--- SUPPLIED DATA ---
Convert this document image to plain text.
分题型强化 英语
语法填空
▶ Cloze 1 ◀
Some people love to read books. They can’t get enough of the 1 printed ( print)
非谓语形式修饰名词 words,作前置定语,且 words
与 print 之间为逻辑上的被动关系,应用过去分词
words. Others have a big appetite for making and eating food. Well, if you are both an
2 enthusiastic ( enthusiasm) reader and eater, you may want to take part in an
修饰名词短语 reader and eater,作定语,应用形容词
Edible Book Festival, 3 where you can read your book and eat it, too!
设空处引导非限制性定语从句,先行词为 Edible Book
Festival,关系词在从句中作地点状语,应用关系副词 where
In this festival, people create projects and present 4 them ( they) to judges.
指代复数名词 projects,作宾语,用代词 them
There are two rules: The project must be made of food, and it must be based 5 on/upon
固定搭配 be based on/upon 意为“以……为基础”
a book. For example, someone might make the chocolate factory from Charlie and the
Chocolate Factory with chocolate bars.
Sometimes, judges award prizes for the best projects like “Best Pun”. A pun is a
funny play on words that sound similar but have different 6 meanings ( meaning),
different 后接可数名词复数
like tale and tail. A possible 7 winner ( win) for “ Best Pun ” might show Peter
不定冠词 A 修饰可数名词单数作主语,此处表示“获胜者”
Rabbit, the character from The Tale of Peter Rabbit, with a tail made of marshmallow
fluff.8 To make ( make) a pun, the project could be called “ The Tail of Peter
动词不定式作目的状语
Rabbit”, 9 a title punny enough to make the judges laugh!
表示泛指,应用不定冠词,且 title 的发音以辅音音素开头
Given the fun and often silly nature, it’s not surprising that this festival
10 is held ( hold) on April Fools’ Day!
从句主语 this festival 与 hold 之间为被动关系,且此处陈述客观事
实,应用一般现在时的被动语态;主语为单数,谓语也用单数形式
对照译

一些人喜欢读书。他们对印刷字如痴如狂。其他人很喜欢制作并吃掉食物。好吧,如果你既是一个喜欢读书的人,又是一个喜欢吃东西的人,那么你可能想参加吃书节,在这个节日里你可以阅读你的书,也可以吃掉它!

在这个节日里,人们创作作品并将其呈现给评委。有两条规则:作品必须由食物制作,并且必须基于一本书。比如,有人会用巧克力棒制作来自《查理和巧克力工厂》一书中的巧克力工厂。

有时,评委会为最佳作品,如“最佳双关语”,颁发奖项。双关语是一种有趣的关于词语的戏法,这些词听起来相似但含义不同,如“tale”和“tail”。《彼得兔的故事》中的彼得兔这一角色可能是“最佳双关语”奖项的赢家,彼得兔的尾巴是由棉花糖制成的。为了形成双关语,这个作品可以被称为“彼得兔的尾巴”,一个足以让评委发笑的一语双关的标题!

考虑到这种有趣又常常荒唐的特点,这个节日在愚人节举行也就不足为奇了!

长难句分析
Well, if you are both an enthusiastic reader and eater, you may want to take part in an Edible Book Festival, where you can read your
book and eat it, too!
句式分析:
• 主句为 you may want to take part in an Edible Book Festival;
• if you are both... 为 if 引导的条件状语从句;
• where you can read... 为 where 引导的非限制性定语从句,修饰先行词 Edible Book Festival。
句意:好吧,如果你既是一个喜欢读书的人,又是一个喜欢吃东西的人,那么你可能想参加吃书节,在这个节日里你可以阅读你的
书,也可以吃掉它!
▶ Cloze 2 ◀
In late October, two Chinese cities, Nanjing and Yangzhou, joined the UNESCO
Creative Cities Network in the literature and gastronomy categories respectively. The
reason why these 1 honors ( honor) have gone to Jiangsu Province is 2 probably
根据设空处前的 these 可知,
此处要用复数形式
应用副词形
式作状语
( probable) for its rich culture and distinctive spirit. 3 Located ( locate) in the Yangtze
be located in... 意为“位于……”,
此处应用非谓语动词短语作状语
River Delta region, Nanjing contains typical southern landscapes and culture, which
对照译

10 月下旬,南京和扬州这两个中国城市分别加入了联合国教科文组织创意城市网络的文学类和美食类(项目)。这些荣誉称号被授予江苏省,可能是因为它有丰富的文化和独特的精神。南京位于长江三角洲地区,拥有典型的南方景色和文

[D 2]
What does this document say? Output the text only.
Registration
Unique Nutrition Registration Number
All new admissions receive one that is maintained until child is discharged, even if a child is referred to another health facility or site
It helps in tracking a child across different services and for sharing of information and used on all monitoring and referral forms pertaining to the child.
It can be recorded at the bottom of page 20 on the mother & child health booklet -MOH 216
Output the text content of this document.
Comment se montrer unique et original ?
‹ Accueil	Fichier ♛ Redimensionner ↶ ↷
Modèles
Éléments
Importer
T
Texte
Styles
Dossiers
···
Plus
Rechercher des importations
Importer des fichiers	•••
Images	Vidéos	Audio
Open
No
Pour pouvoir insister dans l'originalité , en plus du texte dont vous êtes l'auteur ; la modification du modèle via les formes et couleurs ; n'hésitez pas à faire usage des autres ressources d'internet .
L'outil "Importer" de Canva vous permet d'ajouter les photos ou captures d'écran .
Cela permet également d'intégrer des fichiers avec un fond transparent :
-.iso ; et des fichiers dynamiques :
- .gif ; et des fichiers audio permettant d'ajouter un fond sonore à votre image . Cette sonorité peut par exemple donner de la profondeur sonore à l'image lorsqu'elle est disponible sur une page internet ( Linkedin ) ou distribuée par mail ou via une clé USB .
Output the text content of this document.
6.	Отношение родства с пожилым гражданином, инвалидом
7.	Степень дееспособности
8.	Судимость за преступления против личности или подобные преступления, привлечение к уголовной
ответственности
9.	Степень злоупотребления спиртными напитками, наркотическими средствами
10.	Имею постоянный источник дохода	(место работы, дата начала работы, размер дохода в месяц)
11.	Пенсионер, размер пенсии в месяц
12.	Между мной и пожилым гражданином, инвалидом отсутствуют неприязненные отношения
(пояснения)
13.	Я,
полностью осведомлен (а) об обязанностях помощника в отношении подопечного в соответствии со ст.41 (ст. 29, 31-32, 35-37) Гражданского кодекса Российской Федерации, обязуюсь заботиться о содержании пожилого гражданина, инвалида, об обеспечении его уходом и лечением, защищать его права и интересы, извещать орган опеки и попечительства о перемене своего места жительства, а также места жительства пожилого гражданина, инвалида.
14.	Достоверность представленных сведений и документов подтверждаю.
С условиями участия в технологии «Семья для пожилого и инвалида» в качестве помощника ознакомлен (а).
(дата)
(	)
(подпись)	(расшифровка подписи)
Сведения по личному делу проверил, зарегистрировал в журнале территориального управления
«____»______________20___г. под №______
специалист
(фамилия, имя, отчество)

--- TASK TO COMPLETE ---
Go through the material line by line. Show each line that contains the string "different".

--- FINAL RESULT ---
funny play on words that sound similar but have different 6 meanings ( meaning),
different 后接可数名词复数
It helps in tracking a child across different services and for sharing of information and used on all monitoring and referral forms pertaining to the child.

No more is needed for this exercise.